## Exercise brief
Collect from the data below each line with "Linux".

Extracted records:

+ + + + +

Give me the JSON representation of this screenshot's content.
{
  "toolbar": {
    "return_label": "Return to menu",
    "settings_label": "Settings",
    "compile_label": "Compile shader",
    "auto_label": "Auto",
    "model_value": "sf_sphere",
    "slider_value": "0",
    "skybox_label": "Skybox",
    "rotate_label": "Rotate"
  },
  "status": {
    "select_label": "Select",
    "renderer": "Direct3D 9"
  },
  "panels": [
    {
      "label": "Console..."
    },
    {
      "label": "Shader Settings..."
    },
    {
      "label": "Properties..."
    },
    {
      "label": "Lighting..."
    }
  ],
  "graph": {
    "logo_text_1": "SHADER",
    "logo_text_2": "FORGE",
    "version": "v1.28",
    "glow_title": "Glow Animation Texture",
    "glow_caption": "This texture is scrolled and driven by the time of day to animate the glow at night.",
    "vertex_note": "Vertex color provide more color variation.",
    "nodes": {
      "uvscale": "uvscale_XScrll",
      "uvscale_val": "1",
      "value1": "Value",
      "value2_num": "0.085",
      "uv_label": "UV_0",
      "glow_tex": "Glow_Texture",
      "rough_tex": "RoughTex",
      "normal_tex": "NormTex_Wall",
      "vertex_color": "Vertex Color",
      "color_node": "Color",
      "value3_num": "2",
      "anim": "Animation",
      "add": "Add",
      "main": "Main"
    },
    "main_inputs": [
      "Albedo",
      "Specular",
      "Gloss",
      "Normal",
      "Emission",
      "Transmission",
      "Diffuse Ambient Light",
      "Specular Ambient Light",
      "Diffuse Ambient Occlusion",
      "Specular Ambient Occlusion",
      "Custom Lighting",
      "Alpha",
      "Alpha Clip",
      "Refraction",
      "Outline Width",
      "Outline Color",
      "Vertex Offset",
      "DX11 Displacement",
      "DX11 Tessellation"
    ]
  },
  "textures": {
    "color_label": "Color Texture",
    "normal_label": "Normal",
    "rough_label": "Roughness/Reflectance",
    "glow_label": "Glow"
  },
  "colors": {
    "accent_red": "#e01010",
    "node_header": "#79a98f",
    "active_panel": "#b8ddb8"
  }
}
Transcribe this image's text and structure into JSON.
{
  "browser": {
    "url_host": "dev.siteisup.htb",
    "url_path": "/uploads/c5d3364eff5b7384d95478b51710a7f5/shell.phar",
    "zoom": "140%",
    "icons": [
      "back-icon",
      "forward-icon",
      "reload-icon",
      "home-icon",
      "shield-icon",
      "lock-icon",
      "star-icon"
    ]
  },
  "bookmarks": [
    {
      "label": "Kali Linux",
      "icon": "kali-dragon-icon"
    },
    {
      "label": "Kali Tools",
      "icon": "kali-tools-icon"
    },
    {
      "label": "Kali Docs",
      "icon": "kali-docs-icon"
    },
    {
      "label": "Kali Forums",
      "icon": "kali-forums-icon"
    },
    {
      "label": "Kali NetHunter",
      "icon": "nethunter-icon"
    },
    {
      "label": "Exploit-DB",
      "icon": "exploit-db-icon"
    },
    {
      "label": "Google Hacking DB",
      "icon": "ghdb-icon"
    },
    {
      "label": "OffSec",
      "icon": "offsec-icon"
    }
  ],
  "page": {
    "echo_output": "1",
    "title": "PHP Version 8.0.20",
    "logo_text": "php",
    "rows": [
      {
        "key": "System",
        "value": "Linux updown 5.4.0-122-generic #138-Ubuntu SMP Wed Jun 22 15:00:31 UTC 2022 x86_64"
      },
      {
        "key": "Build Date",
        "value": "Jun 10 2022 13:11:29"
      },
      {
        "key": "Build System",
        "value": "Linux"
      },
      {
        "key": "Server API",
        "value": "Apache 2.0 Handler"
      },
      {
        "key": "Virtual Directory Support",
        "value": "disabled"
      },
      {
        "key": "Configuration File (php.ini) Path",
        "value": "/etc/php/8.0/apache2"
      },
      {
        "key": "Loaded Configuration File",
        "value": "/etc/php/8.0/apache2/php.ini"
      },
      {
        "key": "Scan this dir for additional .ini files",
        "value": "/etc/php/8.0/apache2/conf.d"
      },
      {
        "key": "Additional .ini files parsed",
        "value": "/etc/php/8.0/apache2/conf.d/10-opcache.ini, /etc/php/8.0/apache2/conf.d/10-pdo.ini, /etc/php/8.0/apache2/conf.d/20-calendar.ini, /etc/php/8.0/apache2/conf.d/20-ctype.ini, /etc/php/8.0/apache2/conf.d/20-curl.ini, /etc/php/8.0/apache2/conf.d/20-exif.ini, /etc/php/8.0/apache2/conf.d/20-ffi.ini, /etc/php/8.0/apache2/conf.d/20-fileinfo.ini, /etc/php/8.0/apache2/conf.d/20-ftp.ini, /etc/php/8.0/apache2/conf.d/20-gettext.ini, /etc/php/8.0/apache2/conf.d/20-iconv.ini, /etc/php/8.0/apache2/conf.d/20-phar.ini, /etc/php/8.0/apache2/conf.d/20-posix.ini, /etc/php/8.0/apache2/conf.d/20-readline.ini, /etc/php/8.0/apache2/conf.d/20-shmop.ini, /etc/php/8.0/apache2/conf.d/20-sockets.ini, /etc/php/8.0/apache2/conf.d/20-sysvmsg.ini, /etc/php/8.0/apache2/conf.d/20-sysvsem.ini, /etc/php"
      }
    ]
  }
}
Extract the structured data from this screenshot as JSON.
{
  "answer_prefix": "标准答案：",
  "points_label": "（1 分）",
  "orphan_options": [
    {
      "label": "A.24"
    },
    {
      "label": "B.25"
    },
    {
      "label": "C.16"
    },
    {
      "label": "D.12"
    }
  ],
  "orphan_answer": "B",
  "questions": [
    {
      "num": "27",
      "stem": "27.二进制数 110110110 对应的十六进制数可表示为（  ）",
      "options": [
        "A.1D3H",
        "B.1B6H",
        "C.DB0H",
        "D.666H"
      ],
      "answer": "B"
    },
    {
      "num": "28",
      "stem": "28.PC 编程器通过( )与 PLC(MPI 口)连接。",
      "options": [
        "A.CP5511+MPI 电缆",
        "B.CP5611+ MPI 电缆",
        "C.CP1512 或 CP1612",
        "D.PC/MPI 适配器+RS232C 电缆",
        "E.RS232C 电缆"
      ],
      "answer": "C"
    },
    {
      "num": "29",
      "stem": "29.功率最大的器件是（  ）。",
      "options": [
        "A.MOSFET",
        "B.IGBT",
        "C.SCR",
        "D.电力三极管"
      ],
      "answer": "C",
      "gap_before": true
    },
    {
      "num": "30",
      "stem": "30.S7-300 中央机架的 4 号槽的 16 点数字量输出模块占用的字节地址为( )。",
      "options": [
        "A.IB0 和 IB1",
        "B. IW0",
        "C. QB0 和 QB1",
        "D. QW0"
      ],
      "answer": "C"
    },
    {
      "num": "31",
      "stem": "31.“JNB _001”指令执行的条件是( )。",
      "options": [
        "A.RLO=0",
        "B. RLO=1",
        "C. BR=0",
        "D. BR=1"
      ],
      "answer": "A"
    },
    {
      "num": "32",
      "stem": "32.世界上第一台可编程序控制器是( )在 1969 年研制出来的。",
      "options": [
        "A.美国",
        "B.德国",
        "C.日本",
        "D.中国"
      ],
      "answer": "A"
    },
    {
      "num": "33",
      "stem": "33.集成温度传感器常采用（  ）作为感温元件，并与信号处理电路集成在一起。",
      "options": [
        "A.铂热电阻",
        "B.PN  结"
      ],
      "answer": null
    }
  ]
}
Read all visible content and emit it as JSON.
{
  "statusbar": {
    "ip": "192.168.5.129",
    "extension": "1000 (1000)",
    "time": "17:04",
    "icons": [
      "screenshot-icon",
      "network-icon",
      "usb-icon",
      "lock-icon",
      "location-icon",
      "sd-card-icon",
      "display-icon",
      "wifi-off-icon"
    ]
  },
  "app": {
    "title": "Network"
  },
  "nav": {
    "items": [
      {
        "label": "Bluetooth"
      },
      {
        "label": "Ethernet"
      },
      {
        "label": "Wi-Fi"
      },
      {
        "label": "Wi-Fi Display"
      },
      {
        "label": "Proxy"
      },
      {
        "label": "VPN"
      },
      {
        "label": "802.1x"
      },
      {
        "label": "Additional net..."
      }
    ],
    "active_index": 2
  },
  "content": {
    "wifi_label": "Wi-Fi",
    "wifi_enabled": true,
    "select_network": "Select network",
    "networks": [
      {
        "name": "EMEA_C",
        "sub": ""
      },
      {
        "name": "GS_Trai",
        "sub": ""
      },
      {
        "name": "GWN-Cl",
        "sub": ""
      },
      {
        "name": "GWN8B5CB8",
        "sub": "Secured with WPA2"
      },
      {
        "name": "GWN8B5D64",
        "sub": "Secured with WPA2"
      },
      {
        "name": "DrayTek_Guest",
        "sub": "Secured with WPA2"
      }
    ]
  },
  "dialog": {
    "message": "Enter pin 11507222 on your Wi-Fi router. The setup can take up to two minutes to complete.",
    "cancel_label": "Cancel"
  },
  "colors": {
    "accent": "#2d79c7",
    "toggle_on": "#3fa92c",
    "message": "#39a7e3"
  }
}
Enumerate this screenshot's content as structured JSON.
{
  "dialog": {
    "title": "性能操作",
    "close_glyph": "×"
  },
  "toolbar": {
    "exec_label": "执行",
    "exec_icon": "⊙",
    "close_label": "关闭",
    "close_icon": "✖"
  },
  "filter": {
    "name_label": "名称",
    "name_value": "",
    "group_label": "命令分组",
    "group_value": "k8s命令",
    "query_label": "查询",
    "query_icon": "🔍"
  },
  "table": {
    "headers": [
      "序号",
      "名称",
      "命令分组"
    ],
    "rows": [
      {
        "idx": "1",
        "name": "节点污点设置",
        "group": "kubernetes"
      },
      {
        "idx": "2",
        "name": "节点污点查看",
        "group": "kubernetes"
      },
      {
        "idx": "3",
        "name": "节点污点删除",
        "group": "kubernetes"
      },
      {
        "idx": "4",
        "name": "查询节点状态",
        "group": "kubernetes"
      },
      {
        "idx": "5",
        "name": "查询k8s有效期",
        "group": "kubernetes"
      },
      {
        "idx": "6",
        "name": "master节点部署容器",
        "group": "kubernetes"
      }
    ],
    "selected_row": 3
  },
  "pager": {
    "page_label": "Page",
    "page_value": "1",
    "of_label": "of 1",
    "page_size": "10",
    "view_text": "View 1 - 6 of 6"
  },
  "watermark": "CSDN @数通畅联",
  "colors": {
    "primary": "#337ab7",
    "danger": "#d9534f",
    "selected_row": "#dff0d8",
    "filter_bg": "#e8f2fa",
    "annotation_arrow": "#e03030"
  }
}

+ + + + +

## In response
      "label": "Kali Linux",
        "value": "Linux updown 5.4.0-122-generic #138-Ubuntu SMP Wed Jun 22 15:00:31 UTC 2022 x86_64"
        "value": "Linux"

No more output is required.